**Your goal**
Lay out every line of the rows below as a JSON list of strings, one string per line, skipping blank lines and leaving out the pictures.

*** Data for this task

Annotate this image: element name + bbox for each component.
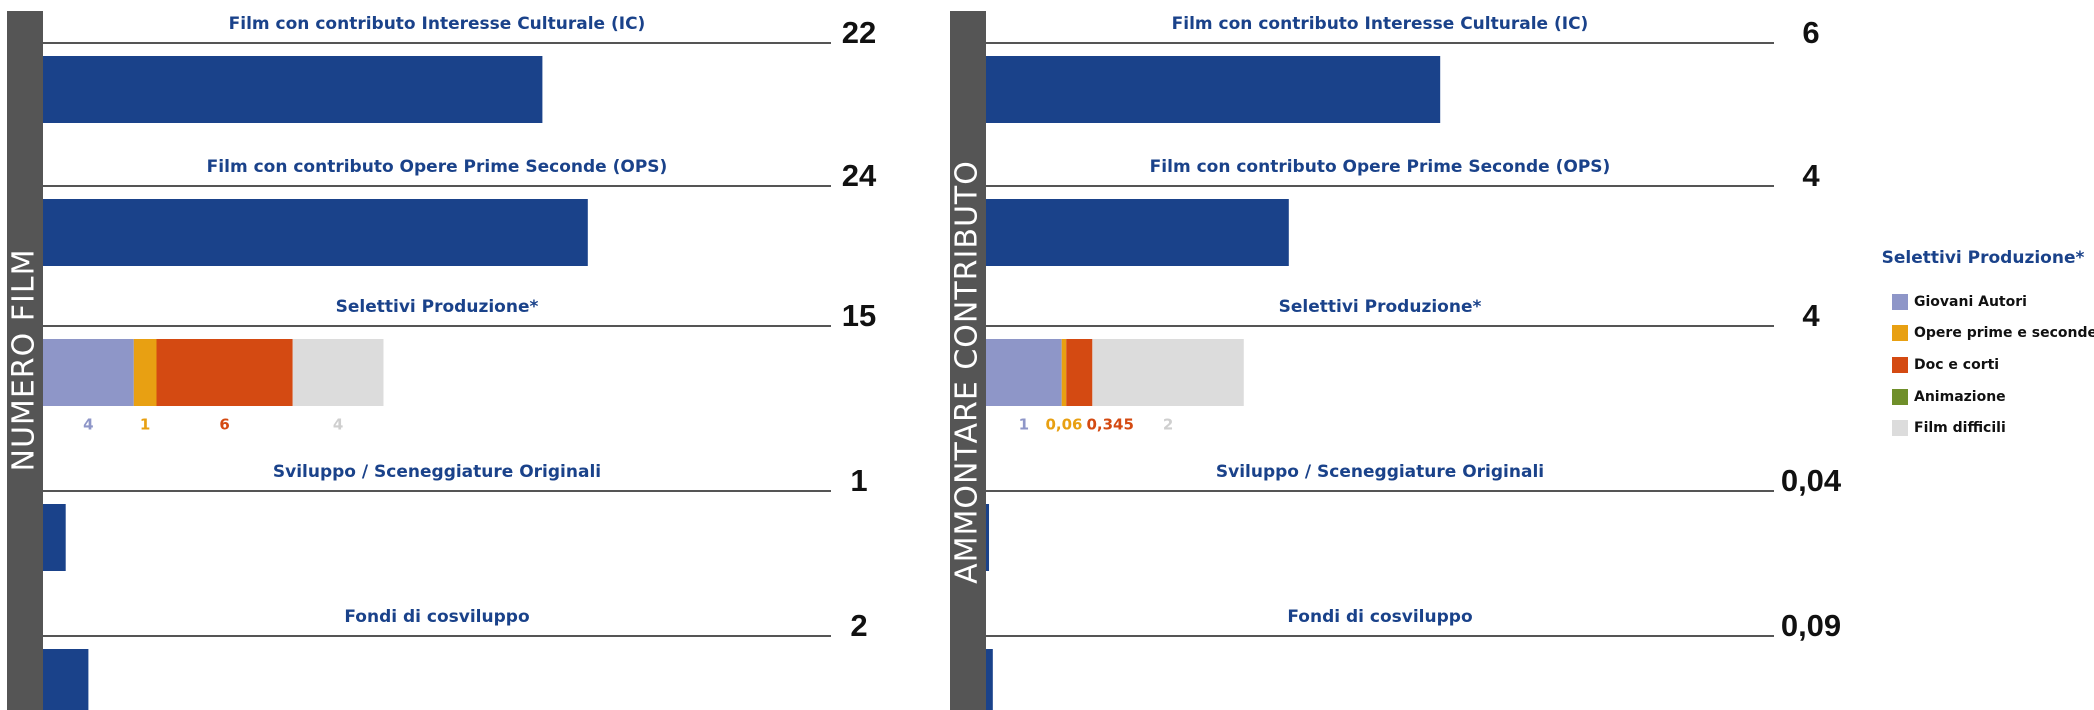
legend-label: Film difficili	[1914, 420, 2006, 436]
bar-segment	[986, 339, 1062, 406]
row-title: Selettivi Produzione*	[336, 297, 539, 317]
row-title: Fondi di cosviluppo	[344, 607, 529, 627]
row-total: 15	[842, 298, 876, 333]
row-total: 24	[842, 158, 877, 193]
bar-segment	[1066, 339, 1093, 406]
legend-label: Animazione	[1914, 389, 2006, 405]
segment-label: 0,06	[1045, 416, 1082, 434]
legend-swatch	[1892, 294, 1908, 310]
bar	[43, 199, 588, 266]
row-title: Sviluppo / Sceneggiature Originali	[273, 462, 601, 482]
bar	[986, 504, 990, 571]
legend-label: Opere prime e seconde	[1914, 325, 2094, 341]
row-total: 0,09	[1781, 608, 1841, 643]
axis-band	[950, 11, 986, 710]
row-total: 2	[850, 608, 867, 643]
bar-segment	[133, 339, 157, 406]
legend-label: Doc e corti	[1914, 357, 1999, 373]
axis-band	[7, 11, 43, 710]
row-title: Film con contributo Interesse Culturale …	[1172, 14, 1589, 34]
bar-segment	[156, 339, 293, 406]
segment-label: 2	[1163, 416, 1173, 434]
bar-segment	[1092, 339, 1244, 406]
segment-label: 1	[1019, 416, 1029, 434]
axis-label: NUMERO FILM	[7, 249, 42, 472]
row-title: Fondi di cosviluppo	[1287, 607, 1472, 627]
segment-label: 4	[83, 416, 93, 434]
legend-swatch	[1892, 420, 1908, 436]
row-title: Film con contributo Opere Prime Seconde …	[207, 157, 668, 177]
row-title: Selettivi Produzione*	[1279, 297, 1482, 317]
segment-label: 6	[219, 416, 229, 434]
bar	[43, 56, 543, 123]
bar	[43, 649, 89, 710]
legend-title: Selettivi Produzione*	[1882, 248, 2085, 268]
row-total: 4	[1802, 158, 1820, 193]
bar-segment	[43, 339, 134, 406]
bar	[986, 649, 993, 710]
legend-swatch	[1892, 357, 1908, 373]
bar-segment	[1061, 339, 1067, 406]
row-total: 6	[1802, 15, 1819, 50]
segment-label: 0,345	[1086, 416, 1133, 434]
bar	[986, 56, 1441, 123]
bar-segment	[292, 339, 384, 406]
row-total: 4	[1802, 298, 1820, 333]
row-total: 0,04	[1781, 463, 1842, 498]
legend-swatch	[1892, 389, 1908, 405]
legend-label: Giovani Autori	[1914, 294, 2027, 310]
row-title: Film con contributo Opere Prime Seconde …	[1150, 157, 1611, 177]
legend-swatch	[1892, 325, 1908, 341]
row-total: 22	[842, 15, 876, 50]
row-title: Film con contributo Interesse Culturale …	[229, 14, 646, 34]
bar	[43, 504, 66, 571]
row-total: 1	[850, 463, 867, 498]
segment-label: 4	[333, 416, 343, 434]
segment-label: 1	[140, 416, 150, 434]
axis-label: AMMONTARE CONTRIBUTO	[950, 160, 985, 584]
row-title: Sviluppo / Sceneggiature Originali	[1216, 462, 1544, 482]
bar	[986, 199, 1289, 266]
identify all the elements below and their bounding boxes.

******

**Answer to this exercise**
[
  "Annotate this image: element name + bbox for each component.",
  "legend-label: Film difficili\t[1914, 420, 2006, 436]",
  "bar-segment\t[986, 339, 1062, 406]",
  "row-title: Selettivi Produzione*\t[336, 297, 539, 317]",
  "row-title: Fondi di cosviluppo\t[344, 607, 529, 627]",
  "row-total: 15\t[842, 298, 876, 333]",
  "row-total: 24\t[842, 158, 877, 193]",
  "bar-segment\t[1066, 339, 1093, 406]",
  "legend-label: Animazione\t[1914, 389, 2006, 405]",
  "segment-label: 0,06\t[1045, 416, 1082, 434]",
  "legend-swatch\t[1892, 294, 1908, 310]",
  "bar\t[43, 199, 588, 266]",
  "row-title: Sviluppo / Sceneggiature Originali\t[273, 462, 601, 482]",
  "bar\t[986, 504, 990, 571]",
  "legend-label: Opere prime e seconde\t[1914, 325, 2094, 341]",
  "row-total: 0,09\t[1781, 608, 1841, 643]",
  "axis-band\t[950, 11, 986, 710]",
  "row-total: 2\t[850, 608, 867, 643]",
  "bar-segment\t[133, 339, 157, 406]",
  "legend-label: Doc e corti\t[1914, 357, 1999, 373]",
  "axis-band\t[7, 11, 43, 710]",
  "row-title: Film con contributo Interesse Culturale …\t[1172, 14, 1589, 34]",
  "bar-segment\t[156, 339, 293, 406]",
  "segment-label: 2\t[1163, 416, 1173, 434]",
  "bar-segment\t[1092, 339, 1244, 406]",
  "segment-label: 1\t[1019, 416, 1029, 434]",
  "axis-label: NUMERO FILM\t[7, 249, 42, 472]",
  "row-title: Fondi di cosviluppo\t[1287, 607, 1472, 627]",
  "segment-label: 4\t[83, 416, 93, 434]",
  "legend-swatch\t[1892, 420, 1908, 436]",
  "row-title: Film con contributo Opere Prime Seconde …\t[207, 157, 668, 177]",
  "row-title: Selettivi Produzione*\t[1279, 297, 1482, 317]",
  "segment-label: 6\t[219, 416, 229, 434]",
  "bar\t[43, 56, 543, 123]",
  "bar\t[43, 649, 89, 710]",
  "legend-title: Selettivi Produzione*\t[1882, 248, 2085, 268]",
  "row-total: 4\t[1802, 158, 1820, 193]",
  "bar-segment\t[43, 339, 134, 406]",
  "bar\t[986, 649, 993, 710]",
  "legend-swatch\t[1892, 357, 1908, 373]",
  "bar-segment\t[1061, 339, 1067, 406]",
  "row-total: 6\t[1802, 15, 1819, 50]",
  "segment-label: 0,345\t[1086, 416, 1133, 434]",
  "bar\t[986, 56, 1441, 123]",
  "bar-segment\t[292, 339, 384, 406]",
  "row-total: 4\t[1802, 298, 1820, 333]",
  "row-total: 0,04\t[1781, 463, 1842, 498]",
  "legend-swatch\t[1892, 389, 1908, 405]",
  "legend-label: Giovani Autori\t[1914, 294, 2027, 310]",
  "row-title: Film con contributo Opere Prime Seconde …\t[1150, 157, 1611, 177]",
  "legend-swatch\t[1892, 325, 1908, 341]",
  "row-total: 22\t[842, 15, 876, 50]",
  "row-title: Film con contributo Interesse Culturale …\t[229, 14, 646, 34]",
  "bar\t[43, 504, 66, 571]",
  "row-total: 1\t[850, 463, 867, 498]",
  "segment-label: 4\t[333, 416, 343, 434]",
  "segment-label: 1\t[140, 416, 150, 434]",
  "axis-label: AMMONTARE CONTRIBUTO\t[950, 160, 985, 584]",
  "row-title: Sviluppo / Sceneggiature Originali\t[1216, 462, 1544, 482]",
  "bar\t[986, 199, 1289, 266]",
  "identify all the elements below and their bounding boxes."
]